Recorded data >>
------------

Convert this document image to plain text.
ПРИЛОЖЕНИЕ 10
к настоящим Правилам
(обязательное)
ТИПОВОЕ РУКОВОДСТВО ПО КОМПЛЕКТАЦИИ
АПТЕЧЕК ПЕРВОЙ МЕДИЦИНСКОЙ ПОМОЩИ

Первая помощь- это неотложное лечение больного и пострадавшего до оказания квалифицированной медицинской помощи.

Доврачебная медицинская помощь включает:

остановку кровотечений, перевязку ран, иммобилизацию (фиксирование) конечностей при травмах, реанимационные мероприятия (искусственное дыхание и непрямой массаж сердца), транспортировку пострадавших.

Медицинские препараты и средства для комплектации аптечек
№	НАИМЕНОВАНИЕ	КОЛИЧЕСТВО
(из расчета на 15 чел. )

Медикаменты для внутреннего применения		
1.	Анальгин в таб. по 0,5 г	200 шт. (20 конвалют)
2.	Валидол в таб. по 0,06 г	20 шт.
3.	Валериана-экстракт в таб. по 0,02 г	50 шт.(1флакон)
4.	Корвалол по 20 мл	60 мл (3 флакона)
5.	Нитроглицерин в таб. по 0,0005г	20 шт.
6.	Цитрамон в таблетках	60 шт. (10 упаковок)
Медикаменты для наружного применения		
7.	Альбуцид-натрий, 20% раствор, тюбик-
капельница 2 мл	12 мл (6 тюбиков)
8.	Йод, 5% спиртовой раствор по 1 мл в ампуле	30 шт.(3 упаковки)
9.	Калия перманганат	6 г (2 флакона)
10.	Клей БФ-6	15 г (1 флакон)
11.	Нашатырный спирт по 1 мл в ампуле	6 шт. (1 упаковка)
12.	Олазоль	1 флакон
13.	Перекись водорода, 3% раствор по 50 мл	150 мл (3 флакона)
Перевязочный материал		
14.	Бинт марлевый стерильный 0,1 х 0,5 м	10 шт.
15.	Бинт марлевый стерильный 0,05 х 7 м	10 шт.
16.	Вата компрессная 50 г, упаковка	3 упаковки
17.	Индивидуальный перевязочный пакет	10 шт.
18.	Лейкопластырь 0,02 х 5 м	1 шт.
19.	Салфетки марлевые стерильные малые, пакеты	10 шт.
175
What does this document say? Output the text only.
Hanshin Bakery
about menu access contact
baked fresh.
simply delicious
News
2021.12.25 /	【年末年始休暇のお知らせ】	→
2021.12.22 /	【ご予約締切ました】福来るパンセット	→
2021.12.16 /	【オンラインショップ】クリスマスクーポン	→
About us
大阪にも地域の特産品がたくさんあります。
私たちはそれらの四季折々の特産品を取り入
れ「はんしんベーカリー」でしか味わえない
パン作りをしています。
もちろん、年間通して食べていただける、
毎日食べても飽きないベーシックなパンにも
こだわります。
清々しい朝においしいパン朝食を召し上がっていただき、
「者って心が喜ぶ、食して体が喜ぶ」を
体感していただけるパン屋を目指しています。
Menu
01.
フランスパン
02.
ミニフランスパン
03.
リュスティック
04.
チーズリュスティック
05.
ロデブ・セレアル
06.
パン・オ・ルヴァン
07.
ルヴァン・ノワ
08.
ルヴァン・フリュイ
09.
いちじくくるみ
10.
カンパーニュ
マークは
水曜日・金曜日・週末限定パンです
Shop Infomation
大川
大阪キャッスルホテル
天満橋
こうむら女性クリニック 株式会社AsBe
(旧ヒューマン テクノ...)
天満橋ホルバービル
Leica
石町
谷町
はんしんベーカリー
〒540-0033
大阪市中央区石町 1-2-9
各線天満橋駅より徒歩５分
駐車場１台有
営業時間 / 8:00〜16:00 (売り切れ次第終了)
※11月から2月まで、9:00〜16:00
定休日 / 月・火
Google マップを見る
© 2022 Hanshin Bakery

------------

GIVEN PROBLEM >> Copy out each line of the listing that holds "упаковки".

RESPONSE TO THE TASK >>
8.	Йод, 5% спиртовой раствор по 1 мл в ампуле	30 шт.(3 упаковки)
16.	Вата компрессная 50 г, упаковка	3 упаковки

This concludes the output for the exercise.